Records of document pages:
■ ■ ■ ■ ■
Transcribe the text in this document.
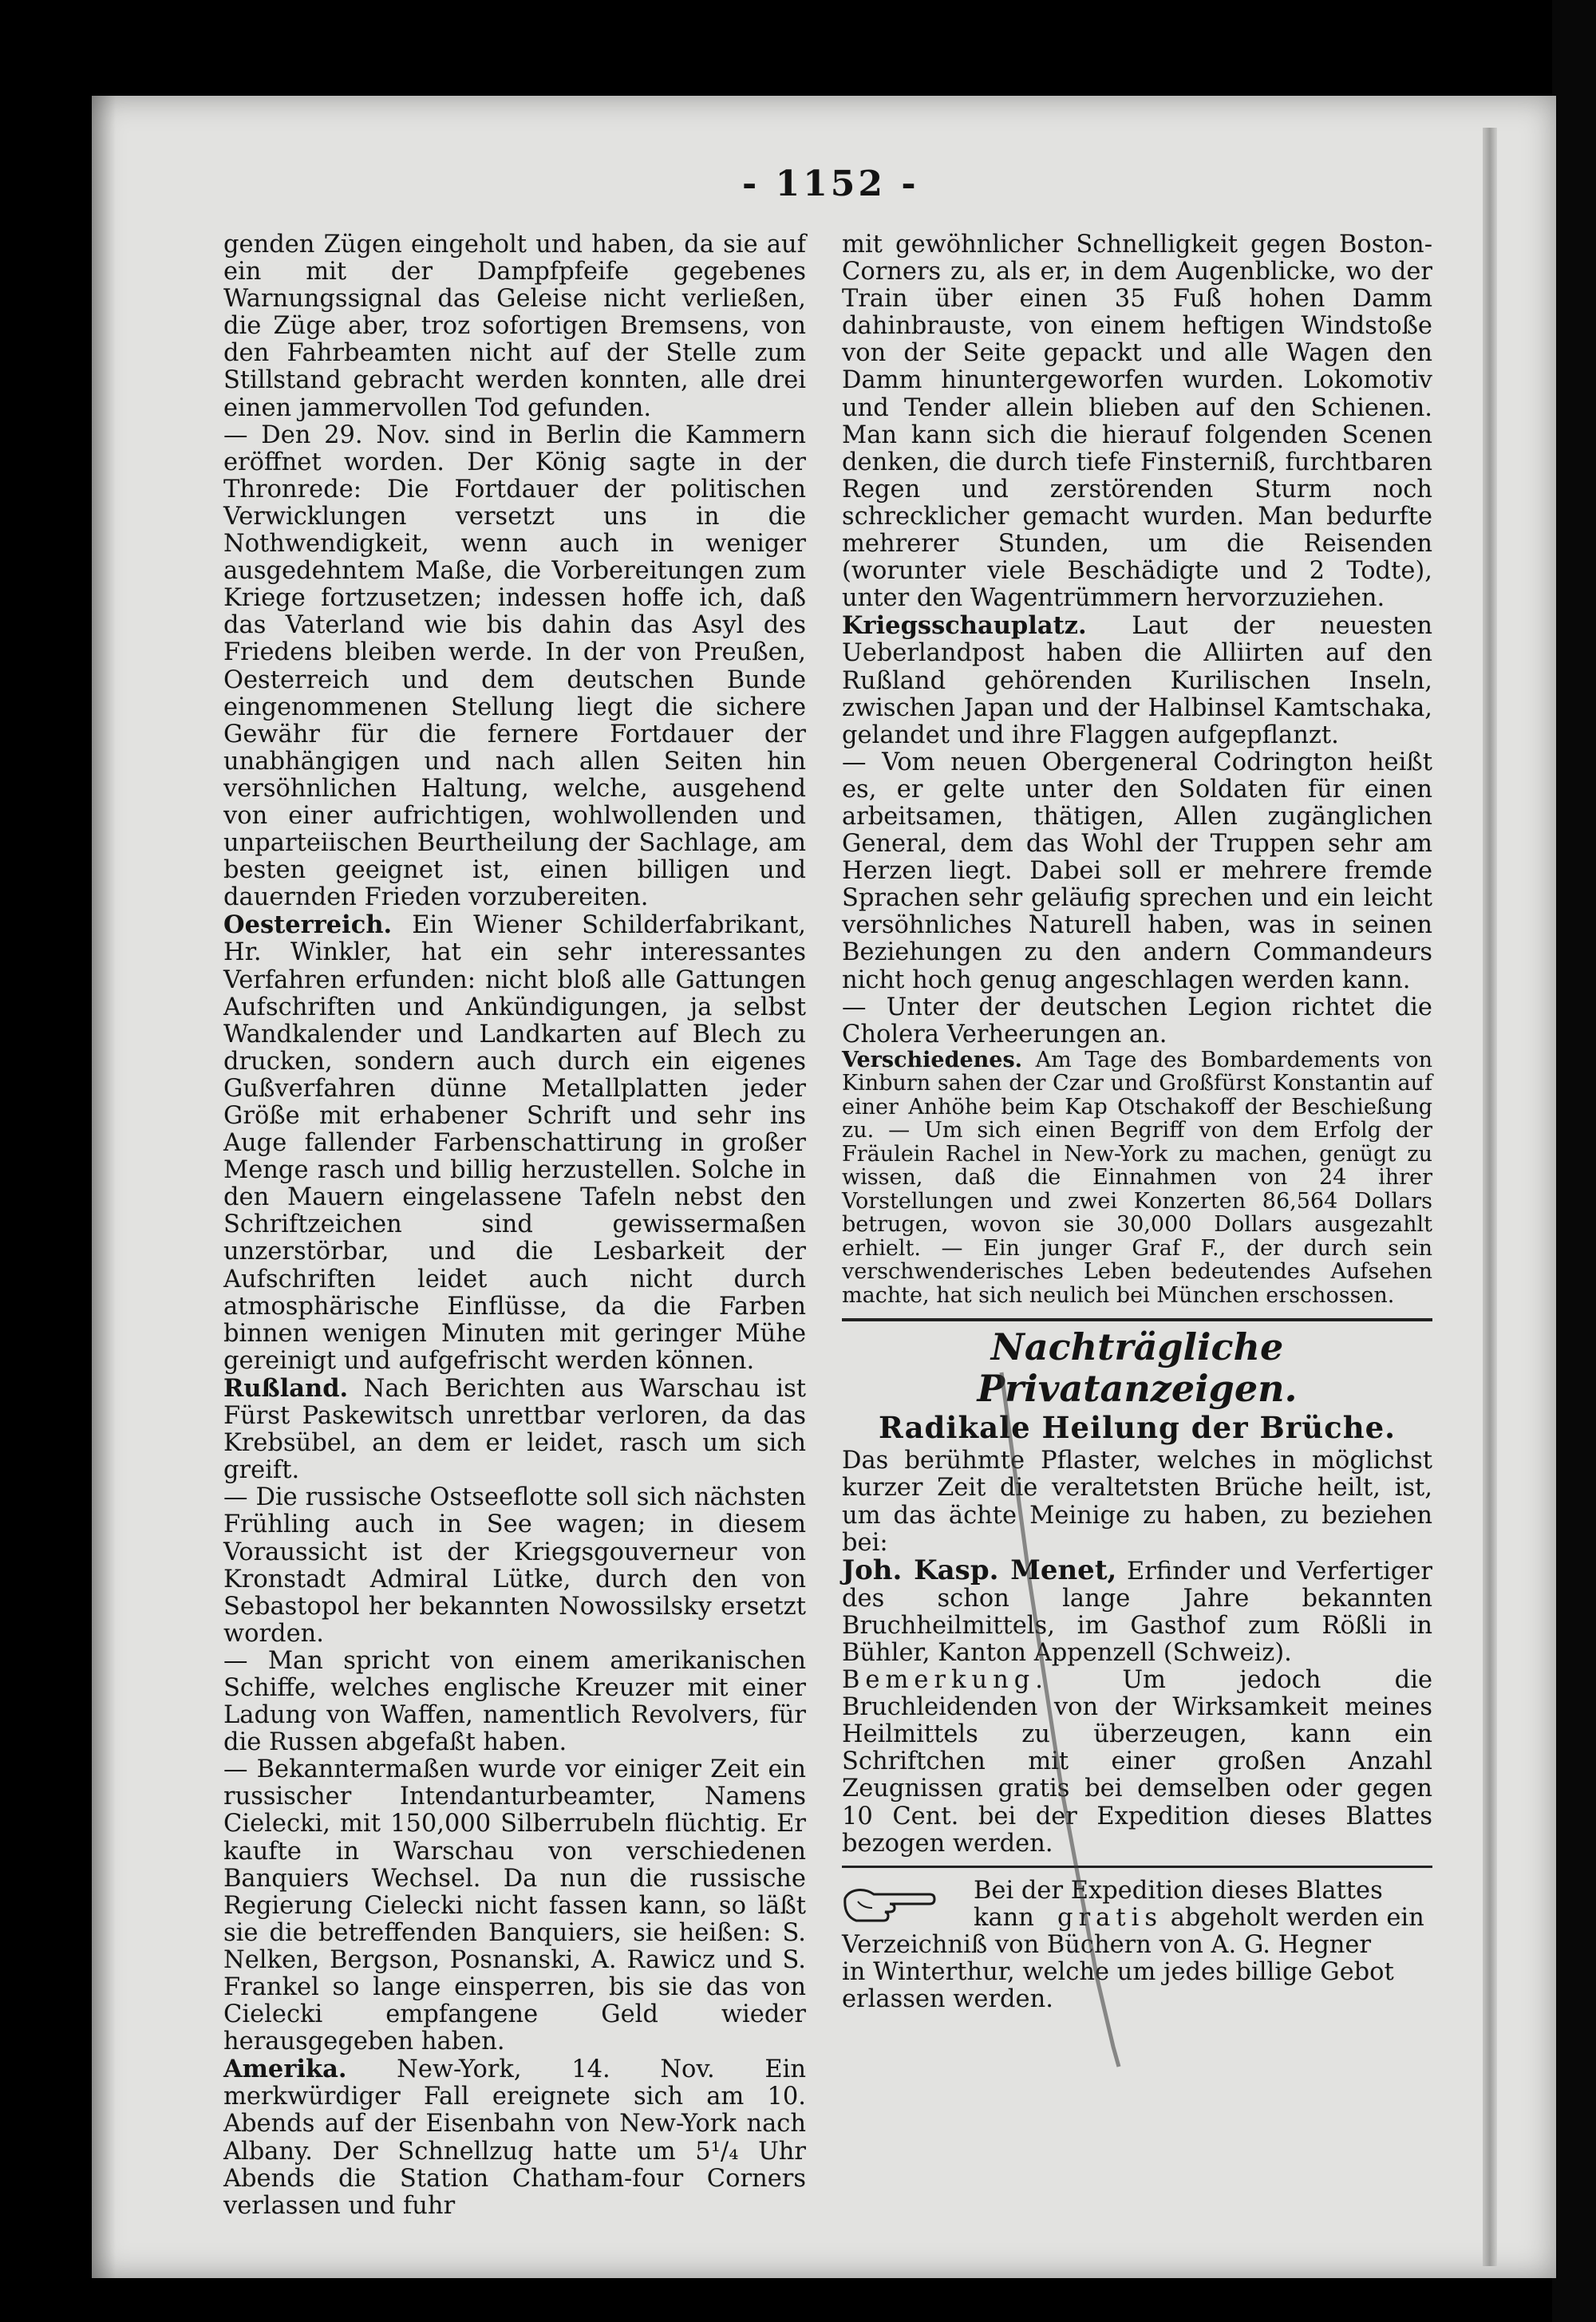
- 1152 -

genden Zügen eingeholt und haben, da sie auf ein mit der Dampfpfeife gegebenes Warnungssignal das Geleise nicht verließen, die Züge aber, troz sofortigen Bremsens, von den Fahrbeamten nicht auf der Stelle zum Stillstand gebracht werden konnten, alle drei einen jammervollen Tod gefunden.

— Den 29. Nov. sind in Berlin die Kammern eröffnet worden. Der König sagte in der Thronrede: Die Fortdauer der politischen Verwicklungen versetzt uns in die Nothwendigkeit, wenn auch in weniger ausgedehntem Maße, die Vorbereitungen zum Kriege fortzusetzen; indessen hoffe ich, daß das Vaterland wie bis dahin das Asyl des Friedens bleiben werde. In der von Preußen, Oesterreich und dem deutschen Bunde eingenommenen Stellung liegt die sichere Gewähr für die fernere Fortdauer der unabhängigen und nach allen Seiten hin versöhnlichen Haltung, welche, ausgehend von einer aufrichtigen, wohlwollenden und unparteiischen Beurtheilung der Sachlage, am besten geeignet ist, einen billigen und dauernden Frieden vorzubereiten.

Oesterreich. Ein Wiener Schilderfabrikant, Hr. Winkler, hat ein sehr interessantes Verfahren erfunden: nicht bloß alle Gattungen Aufschriften und Ankündigungen, ja selbst Wandkalender und Landkarten auf Blech zu drucken, sondern auch durch ein eigenes Gußverfahren dünne Metallplatten jeder Größe mit erhabener Schrift und sehr ins Auge fallender Farbenschattirung in großer Menge rasch und billig herzustellen. Solche in den Mauern eingelassene Tafeln nebst den Schriftzeichen sind gewissermaßen unzerstörbar, und die Lesbarkeit der Aufschriften leidet auch nicht durch atmosphärische Einflüsse, da die Farben binnen wenigen Minuten mit geringer Mühe gereinigt und aufgefrischt werden können.

Rußland. Nach Berichten aus Warschau ist Fürst Paskewitsch unrettbar verloren, da das Krebsübel, an dem er leidet, rasch um sich greift.

— Die russische Ostseeflotte soll sich nächsten Frühling auch in See wagen; in diesem Voraussicht ist der Kriegsgouverneur von Kronstadt Admiral Lütke, durch den von Sebastopol her bekannten Nowossilsky ersetzt worden.

— Man spricht von einem amerikanischen Schiffe, welches englische Kreuzer mit einer Ladung von Waffen, namentlich Revolvers, für die Russen abgefaßt haben.

— Bekanntermaßen wurde vor einiger Zeit ein russischer Intendanturbeamter, Namens Cielecki, mit 150,000 Silberrubeln flüchtig. Er kaufte in Warschau von verschiedenen Banquiers Wechsel. Da nun die russische Regierung Cielecki nicht fassen kann, so läßt sie die betreffenden Banquiers, sie heißen: S. Nelken, Bergson, Posnanski, A. Rawicz und S. Frankel so lange einsperren, bis sie das von Cielecki empfangene Geld wieder herausgegeben haben.

Amerika. New-York, 14. Nov. Ein merkwürdiger Fall ereignete sich am 10. Abends auf der Eisenbahn von New-York nach Albany. Der Schnellzug hatte um 5¹/₄ Uhr Abends die Station Chatham-four Corners verlassen und fuhr

mit gewöhnlicher Schnelligkeit gegen Boston-Corners zu, als er, in dem Augenblicke, wo der Train über einen 35 Fuß hohen Damm dahinbrauste, von einem heftigen Windstoße von der Seite gepackt und alle Wagen den Damm hinuntergeworfen wurden. Lokomotiv und Tender allein blieben auf den Schienen. Man kann sich die hierauf folgenden Scenen denken, die durch tiefe Finsterniß, furchtbaren Regen und zerstörenden Sturm noch schrecklicher gemacht wurden. Man bedurfte mehrerer Stunden, um die Reisenden (worunter viele Beschädigte und 2 Todte), unter den Wagentrümmern hervorzuziehen.

Kriegsschauplatz. Laut der neuesten Ueberlandpost haben die Alliirten auf den Rußland gehörenden Kurilischen Inseln, zwischen Japan und der Halbinsel Kamtschaka, gelandet und ihre Flaggen aufgepflanzt.

— Vom neuen Obergeneral Codrington heißt es, er gelte unter den Soldaten für einen arbeitsamen, thätigen, Allen zugänglichen General, dem das Wohl der Truppen sehr am Herzen liegt. Dabei soll er mehrere fremde Sprachen sehr geläufig sprechen und ein leicht versöhnliches Naturell haben, was in seinen Beziehungen zu den andern Commandeurs nicht hoch genug angeschlagen werden kann.

— Unter der deutschen Legion richtet die Cholera Verheerungen an.

Verschiedenes. Am Tage des Bombardements von Kinburn sahen der Czar und Großfürst Konstantin auf einer Anhöhe beim Kap Otschakoff der Beschießung zu. — Um sich einen Begriff von dem Erfolg der Fräulein Rachel in New-York zu machen, genügt zu wissen, daß die Einnahmen von 24 ihrer Vorstellungen und zwei Konzerten 86,564 Dollars betrugen, wovon sie 30,000 Dollars ausgezahlt erhielt. — Ein junger Graf F., der durch sein verschwenderisches Leben bedeutendes Aufsehen machte, hat sich neulich bei München erschossen.

Nachträgliche Privatanzeigen.
Radikale Heilung der Brüche.

Das berühmte Pflaster, welches in möglichst kurzer Zeit die veraltetsten Brüche heilt, ist, um das ächte Meinige zu haben, zu beziehen bei:

Joh. Kasp. Menet, Erfinder und Verfertiger des schon lange Jahre bekannten Bruchheilmittels, im Gasthof zum Rößli in Bühler, Kanton Appenzell (Schweiz).

Bemerkung.	Um jedoch die Bruchleidenden von der Wirksamkeit meines Heilmittels zu überzeugen, kann ein Schriftchen mit einer großen Anzahl Zeugnissen gratis bei demselben oder gegen 10 Cent. bei der Expedition dieses Blattes bezogen werden.

Bei der Expedition dieses Blattes

kann gratis abgeholt werden ein

Verzeichniß von Büchern von A. G. Hegner

in Winterthur, welche um jedes billige Gebot

erlassen werden.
■ ■ ■ ■ ■
Work required: Pick every line of the data that includes the string "einem".

Output for this exercise:
— Man spricht von einem amerikanischen Schiffe, welches englische Kreuzer mit einer Ladung von Waffen, namentlich Revolvers, für die Russen abgefaßt haben.
mit gewöhnlicher Schnelligkeit gegen Boston-Corners zu, als er, in dem Augenblicke, wo der Train über einen 35 Fuß hohen Damm dahinbrauste, von einem heftigen Windstoße von der Seite gepackt und alle Wagen den Damm hinuntergeworfen wurden. Lokomotiv und Tender allein blieben auf den Schienen. Man kann sich die hierauf folgenden Scenen denken, die durch tiefe Finsterniß, furchtbaren Regen und zerstörenden Sturm noch schrecklicher gemacht wurden. Man bedurfte mehrerer Stunden, um die Reisenden (worunter viele Beschädigte und 2 Todte), unter den Wagentrümmern hervorzuziehen.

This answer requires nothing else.